_Recorded data_
[Start]

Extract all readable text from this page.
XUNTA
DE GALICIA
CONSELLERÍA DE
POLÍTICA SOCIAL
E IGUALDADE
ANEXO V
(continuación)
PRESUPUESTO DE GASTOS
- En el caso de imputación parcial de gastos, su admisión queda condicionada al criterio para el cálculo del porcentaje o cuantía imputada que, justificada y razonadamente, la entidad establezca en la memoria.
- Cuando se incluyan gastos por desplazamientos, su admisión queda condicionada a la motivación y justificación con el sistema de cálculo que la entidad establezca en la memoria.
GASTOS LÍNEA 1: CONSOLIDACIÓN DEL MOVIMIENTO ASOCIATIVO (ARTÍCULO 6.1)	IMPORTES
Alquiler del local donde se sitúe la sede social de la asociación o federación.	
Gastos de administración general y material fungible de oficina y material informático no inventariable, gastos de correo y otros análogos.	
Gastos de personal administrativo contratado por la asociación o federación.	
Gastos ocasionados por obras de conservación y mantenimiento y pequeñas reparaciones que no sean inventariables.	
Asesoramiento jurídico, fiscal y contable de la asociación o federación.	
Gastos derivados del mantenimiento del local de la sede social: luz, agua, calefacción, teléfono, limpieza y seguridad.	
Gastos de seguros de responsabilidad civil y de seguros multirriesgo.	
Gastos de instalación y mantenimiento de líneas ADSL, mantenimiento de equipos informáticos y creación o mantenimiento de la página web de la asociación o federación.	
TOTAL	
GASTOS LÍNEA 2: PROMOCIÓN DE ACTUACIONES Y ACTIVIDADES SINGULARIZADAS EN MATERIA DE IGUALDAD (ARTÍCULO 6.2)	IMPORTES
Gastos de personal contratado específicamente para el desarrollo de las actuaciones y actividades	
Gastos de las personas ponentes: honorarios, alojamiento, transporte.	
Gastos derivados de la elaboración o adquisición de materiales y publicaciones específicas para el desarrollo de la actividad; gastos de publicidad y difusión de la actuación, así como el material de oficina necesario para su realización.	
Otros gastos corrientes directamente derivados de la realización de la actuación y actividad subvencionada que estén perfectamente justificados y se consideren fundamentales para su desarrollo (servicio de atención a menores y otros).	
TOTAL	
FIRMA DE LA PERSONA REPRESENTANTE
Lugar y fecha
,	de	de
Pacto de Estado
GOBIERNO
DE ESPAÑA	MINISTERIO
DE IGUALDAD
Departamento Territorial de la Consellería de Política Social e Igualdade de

[End]

_Directions for this task_
Pull out every line of the entries that includes the word "material".

_Correct result_
Gastos de administración general y material fungible de oficina y material informático no inventariable, gastos de correo y otros análogos.	
Gastos derivados de la elaboración o adquisición de materiales y publicaciones específicas para el desarrollo de la actividad; gastos de publicidad y difusión de la actuación, así como el material de oficina necesario para su realización.	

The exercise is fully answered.